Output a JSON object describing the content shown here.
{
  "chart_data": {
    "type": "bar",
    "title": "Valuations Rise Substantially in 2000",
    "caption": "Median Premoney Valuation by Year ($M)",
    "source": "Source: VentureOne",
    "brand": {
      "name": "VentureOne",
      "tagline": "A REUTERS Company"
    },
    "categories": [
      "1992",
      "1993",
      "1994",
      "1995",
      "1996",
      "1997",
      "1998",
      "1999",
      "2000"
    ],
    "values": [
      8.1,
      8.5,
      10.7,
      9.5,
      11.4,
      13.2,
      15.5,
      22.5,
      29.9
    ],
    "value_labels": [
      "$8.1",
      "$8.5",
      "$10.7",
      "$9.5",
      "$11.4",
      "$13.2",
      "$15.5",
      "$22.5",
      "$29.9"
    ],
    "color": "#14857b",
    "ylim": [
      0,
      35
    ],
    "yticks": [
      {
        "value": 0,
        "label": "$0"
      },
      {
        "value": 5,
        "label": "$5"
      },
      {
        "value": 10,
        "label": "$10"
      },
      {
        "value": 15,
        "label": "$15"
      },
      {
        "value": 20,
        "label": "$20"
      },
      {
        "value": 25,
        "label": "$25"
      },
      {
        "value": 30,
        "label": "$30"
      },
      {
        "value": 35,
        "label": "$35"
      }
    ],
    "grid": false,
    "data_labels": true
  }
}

━━━━━━

[Task statement]:
Tally up the lines holding the string "VentureOne" in this listing, and report the total alone.

[Answer to this problem]:
2